--- Start DATA TO PROCESS ---
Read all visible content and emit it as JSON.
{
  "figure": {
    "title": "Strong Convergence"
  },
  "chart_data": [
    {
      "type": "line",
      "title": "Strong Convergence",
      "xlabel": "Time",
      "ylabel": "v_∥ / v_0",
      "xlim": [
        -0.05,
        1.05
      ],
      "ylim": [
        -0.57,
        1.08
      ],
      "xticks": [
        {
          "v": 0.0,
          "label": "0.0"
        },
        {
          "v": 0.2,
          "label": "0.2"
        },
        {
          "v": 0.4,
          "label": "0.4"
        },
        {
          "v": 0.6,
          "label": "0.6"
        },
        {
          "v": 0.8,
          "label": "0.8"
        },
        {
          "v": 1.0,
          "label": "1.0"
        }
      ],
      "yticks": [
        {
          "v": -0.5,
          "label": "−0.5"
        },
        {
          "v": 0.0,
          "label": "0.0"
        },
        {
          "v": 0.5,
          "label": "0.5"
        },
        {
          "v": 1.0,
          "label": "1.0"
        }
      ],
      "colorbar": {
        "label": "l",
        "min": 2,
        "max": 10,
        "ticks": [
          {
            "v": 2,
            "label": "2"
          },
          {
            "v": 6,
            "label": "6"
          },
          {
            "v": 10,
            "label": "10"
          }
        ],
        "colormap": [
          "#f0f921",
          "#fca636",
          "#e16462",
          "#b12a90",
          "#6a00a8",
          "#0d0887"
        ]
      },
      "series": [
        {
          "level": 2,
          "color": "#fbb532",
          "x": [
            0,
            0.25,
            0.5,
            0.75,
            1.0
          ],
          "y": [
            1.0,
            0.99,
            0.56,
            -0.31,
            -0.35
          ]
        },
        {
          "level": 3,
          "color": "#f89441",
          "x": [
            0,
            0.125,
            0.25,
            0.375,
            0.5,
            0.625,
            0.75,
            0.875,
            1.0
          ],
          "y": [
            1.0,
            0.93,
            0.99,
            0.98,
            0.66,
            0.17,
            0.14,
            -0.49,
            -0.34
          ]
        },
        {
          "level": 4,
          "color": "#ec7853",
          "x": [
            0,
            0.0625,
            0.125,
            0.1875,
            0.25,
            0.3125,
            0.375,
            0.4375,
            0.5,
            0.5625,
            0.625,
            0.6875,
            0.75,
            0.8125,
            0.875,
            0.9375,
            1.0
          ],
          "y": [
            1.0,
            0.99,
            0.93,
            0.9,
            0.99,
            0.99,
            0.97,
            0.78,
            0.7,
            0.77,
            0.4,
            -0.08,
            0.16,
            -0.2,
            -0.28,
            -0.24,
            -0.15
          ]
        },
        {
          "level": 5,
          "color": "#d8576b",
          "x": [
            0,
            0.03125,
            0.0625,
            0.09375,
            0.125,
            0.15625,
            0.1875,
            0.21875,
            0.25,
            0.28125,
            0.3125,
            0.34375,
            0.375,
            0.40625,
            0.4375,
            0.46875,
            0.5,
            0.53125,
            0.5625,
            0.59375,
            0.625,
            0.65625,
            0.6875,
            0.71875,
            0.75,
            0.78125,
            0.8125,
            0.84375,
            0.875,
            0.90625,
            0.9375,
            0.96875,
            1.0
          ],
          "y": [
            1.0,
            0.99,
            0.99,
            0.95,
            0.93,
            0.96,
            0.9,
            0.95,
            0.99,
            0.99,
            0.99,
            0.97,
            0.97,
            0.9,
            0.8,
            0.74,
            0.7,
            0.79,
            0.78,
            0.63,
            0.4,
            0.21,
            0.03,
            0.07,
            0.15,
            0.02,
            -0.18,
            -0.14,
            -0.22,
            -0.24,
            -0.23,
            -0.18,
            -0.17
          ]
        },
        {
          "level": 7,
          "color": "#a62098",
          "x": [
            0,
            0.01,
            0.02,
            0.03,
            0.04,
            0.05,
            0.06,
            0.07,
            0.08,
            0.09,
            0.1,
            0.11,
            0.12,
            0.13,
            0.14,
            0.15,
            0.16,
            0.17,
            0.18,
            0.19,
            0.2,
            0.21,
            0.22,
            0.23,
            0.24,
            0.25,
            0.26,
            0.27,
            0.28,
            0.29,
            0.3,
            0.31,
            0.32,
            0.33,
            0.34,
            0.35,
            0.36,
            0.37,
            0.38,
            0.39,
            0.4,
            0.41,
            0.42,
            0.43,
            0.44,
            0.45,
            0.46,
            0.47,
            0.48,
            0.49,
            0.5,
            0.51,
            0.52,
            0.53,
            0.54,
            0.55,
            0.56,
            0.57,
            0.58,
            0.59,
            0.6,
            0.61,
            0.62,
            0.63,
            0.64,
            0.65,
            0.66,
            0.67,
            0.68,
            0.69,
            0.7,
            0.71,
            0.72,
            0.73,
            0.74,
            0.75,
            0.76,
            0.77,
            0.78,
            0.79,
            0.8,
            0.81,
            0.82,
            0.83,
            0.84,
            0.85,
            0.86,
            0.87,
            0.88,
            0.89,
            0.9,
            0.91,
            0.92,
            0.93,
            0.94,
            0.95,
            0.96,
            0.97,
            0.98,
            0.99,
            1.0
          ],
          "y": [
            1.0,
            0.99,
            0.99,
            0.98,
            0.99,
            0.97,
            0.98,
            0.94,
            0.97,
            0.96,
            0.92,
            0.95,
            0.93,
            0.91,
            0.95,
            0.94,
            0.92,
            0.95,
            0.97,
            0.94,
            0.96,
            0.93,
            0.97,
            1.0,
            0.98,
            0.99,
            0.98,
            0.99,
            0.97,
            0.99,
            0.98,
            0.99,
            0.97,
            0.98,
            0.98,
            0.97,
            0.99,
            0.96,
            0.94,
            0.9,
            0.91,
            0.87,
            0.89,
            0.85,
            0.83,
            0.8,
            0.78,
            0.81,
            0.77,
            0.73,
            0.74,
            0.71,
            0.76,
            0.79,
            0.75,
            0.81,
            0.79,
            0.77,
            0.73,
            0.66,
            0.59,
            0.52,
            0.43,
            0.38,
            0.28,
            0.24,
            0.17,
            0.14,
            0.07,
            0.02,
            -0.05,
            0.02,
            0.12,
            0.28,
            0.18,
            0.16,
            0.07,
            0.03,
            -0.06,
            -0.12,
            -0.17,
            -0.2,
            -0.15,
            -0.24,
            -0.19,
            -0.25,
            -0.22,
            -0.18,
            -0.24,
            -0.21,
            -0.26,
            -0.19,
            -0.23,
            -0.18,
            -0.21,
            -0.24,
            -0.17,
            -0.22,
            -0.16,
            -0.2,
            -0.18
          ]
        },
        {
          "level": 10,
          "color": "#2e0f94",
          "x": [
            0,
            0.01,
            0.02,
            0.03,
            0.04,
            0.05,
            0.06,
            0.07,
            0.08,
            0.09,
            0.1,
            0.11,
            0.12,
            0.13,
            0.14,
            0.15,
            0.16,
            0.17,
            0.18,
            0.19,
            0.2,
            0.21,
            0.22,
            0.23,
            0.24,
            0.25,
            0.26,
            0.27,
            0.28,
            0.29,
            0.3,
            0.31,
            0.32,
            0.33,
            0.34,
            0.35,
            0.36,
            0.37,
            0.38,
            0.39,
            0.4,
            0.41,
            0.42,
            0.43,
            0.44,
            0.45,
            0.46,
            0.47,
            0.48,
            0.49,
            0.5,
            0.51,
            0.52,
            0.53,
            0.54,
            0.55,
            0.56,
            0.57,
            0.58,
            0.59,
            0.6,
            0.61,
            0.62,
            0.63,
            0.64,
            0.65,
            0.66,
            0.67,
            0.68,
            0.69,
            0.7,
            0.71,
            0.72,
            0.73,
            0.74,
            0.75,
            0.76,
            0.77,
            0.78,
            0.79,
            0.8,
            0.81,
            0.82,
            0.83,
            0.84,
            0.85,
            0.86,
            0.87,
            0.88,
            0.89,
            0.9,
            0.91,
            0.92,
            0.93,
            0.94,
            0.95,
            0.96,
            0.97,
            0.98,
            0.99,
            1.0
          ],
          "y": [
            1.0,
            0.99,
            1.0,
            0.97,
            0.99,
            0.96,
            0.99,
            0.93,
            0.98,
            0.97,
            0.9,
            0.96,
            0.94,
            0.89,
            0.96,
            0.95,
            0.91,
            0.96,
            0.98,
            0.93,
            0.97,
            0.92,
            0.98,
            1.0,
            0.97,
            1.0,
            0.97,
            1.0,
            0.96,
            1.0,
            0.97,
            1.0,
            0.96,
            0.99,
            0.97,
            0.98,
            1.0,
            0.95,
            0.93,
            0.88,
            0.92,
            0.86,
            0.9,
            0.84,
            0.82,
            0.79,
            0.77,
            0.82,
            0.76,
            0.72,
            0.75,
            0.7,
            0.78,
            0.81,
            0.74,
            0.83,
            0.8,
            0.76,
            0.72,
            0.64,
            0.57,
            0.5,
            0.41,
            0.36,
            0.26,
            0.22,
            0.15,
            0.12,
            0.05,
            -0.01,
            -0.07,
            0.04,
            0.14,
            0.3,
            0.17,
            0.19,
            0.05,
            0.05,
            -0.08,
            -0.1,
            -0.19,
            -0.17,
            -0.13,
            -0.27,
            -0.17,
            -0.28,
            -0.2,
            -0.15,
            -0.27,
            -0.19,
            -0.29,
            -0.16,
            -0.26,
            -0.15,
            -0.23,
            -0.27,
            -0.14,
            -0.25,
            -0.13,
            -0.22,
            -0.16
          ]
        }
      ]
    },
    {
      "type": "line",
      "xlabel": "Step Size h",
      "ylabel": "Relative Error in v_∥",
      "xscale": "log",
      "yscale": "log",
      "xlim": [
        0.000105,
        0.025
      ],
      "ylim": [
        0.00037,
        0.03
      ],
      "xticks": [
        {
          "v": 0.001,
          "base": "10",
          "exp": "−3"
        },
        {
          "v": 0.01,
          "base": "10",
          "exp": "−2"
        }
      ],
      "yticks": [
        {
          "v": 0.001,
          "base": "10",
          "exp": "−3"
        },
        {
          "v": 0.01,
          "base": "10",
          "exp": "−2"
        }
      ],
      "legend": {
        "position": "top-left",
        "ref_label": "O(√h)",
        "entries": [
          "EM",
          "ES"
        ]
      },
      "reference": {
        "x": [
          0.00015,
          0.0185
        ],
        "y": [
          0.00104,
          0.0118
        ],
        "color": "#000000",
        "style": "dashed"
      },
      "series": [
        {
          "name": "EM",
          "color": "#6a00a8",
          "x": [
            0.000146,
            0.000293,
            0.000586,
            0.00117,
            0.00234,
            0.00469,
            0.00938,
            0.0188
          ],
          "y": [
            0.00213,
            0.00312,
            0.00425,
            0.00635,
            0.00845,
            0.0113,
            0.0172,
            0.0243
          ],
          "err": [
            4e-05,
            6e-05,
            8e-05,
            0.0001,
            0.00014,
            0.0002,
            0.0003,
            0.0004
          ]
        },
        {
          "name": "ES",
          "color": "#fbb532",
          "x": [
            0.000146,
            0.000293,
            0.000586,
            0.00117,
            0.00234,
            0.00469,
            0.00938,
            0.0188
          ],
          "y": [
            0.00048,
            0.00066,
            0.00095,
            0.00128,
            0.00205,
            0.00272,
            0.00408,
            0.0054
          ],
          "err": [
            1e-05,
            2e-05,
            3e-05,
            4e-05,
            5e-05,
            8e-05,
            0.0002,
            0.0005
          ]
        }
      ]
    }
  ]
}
--- End DATA TO PROCESS ---
--- Start DATA TO PROCESS ---
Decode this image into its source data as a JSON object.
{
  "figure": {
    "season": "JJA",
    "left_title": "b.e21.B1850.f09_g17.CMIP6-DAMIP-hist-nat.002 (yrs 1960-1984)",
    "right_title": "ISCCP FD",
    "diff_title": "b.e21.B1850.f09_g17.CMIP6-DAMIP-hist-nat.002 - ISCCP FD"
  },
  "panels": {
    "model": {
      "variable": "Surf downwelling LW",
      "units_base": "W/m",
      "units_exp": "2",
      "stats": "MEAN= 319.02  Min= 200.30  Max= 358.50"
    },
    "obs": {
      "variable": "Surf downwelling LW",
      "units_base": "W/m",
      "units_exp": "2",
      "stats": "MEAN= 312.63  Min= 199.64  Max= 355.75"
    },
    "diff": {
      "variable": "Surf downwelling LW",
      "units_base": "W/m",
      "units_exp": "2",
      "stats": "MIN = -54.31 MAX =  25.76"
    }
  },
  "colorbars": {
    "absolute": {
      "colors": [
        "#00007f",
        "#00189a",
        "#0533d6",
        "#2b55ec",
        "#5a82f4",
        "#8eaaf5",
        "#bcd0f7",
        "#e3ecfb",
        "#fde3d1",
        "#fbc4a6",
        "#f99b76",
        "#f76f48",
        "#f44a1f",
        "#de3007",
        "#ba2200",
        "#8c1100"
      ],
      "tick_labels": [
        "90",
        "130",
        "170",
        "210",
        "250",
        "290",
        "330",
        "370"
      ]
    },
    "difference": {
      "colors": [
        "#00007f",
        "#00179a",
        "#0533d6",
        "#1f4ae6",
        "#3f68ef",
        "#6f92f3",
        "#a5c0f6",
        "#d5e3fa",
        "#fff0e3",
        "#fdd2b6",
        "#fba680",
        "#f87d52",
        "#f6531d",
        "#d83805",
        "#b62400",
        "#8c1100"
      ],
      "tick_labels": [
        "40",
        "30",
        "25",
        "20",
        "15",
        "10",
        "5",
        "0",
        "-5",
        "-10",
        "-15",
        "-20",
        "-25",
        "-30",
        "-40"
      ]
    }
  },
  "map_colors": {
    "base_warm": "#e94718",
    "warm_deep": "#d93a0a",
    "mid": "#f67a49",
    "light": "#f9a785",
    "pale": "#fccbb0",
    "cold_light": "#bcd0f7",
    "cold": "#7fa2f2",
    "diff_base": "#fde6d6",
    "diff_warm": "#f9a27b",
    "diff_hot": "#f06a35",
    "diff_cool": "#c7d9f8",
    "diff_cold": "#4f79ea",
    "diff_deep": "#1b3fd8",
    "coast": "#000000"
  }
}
--- End DATA TO PROCESS ---
> **STATED PROBLEM**
Gather all the lines that include the word "DAMIP" and copy them out.

> **WORKED ANSWER**
    "left_title": "b.e21.B1850.f09_g17.CMIP6-DAMIP-hist-nat.002 (yrs 1960-1984)",
    "diff_title": "b.e21.B1850.f09_g17.CMIP6-DAMIP-hist-nat.002 - ISCCP FD"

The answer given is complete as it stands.